- EXERCISE MATERIAL -
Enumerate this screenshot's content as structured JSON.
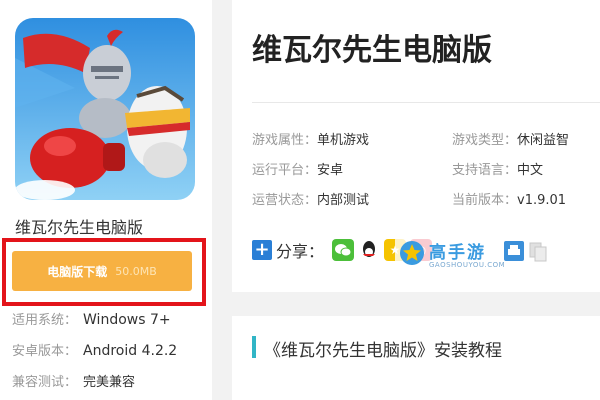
{
  "app": {
    "name": "维瓦尔先生电脑版",
    "download_label": "电脑版下载",
    "download_size": "50.0MB"
  },
  "left_meta": [
    {
      "label": "适用系统：",
      "value": "Windows 7+"
    },
    {
      "label": "安卓版本：",
      "value": "Android 4.2.2"
    },
    {
      "label": "兼容测试：",
      "value": "完美兼容"
    }
  ],
  "info": {
    "game_attr": {
      "label": "游戏属性：",
      "value": "单机游戏"
    },
    "game_type": {
      "label": "游戏类型：",
      "value": "休闲益智"
    },
    "platform": {
      "label": "运行平台：",
      "value": "安卓"
    },
    "language": {
      "label": "支持语言：",
      "value": "中文"
    },
    "status": {
      "label": "运营状态：",
      "value": "内部测试"
    },
    "version": {
      "label": "当前版本：",
      "value": "v1.9.01"
    }
  },
  "share": {
    "label": "分享：",
    "icons": [
      "plus-icon",
      "wechat-icon",
      "qq-icon",
      "qzone-icon",
      "weibo-icon",
      "print-icon",
      "copy-icon"
    ]
  },
  "watermark": {
    "text": "高手游",
    "sub": "GAOSHOUYOU.COM"
  },
  "tutorial": {
    "title": "《维瓦尔先生电脑版》安装教程"
  },
  "colors": {
    "download_button": "#f7b142",
    "highlight_frame": "#e3141a",
    "section_bar": "#31b5c6",
    "share_plus": "#2a7fd6"
  }
}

- PROBLEM -
Count all lines of the data that include "value". The answer is the number alone.

- RESPONSE BELOW -
9